══ Data to process

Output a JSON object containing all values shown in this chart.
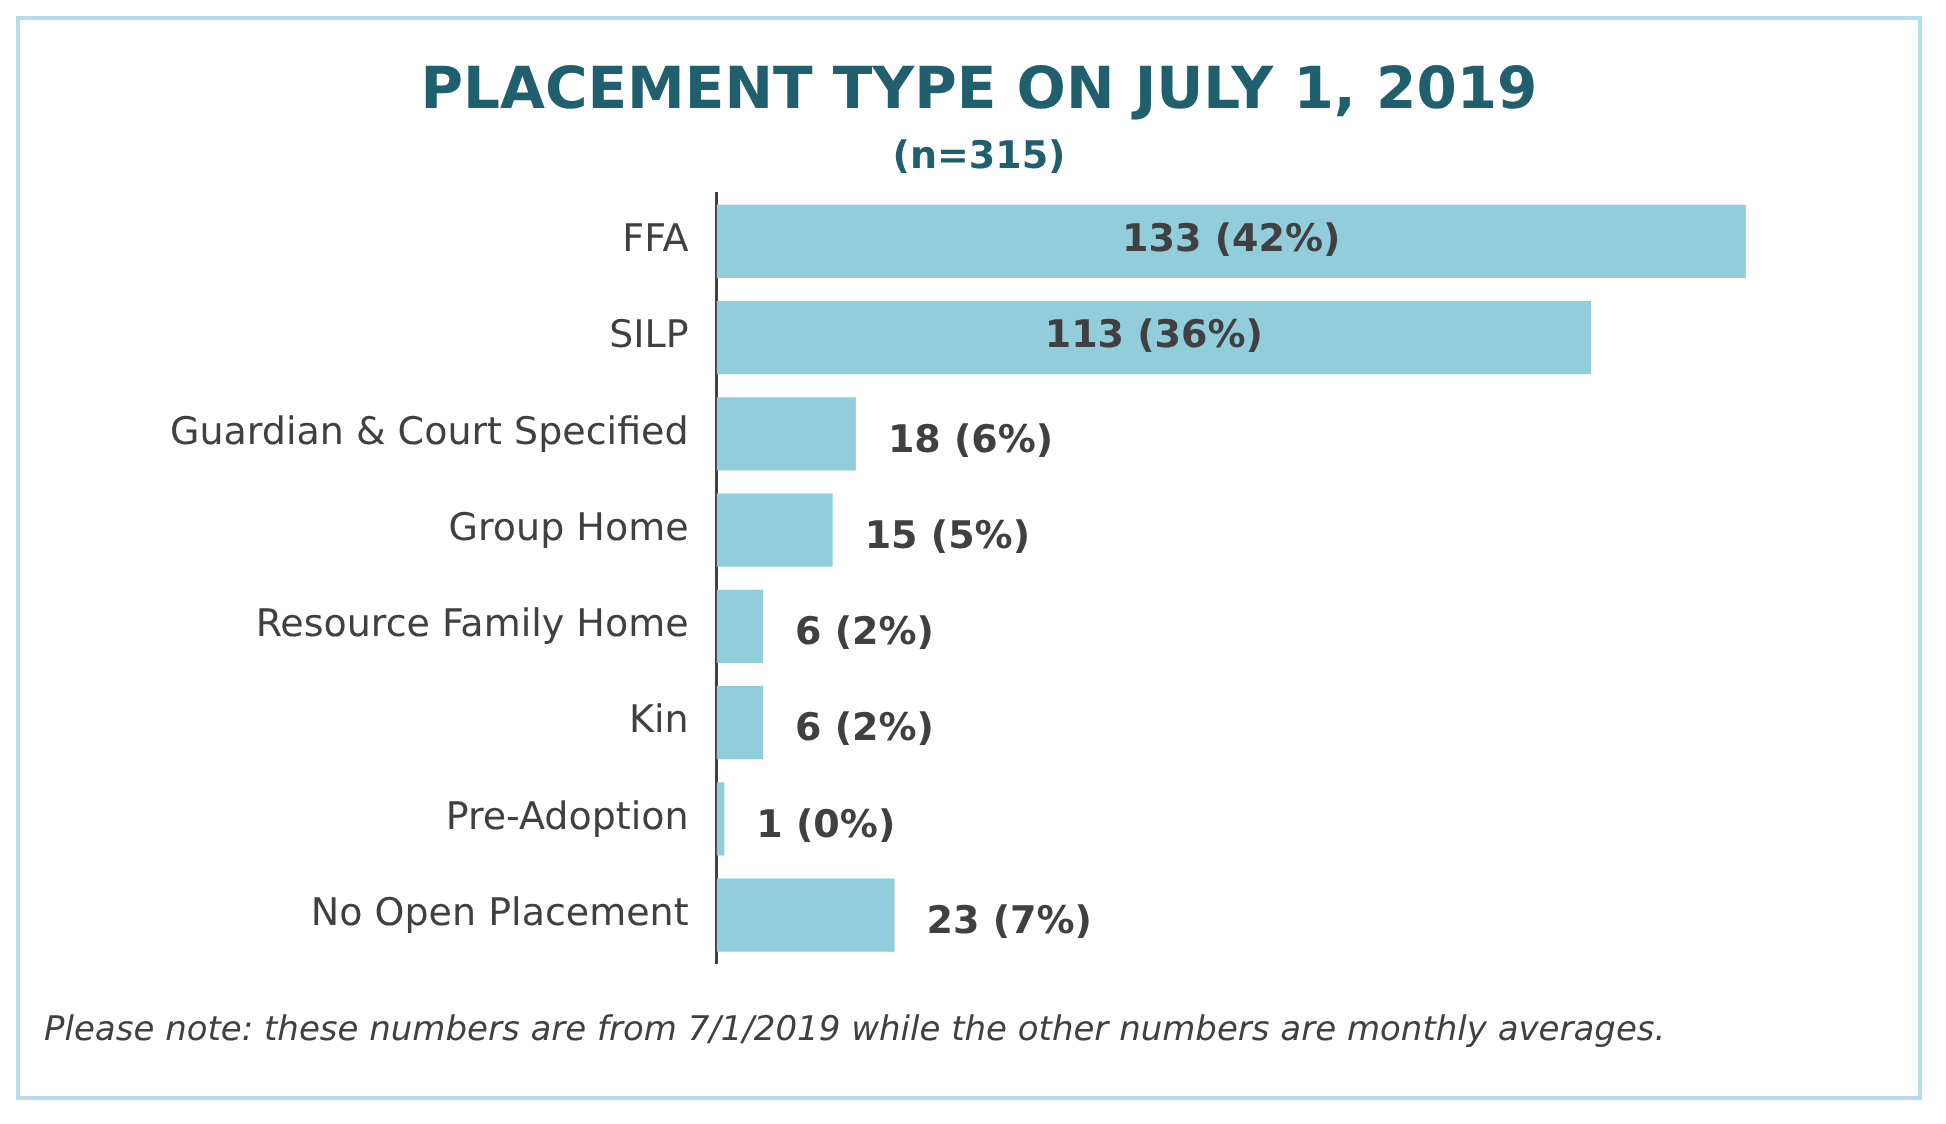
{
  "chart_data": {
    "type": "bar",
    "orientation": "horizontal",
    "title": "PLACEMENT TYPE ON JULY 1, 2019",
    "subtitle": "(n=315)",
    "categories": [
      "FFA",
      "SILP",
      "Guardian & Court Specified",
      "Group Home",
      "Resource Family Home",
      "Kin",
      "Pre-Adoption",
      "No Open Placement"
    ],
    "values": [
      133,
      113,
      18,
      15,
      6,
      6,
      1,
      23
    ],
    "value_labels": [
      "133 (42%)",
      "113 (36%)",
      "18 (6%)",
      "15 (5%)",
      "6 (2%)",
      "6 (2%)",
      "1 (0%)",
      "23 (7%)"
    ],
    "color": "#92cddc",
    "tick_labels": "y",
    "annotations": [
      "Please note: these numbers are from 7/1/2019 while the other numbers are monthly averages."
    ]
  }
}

════

Say how many lines in the records hold the string "values", and say nothing else.

2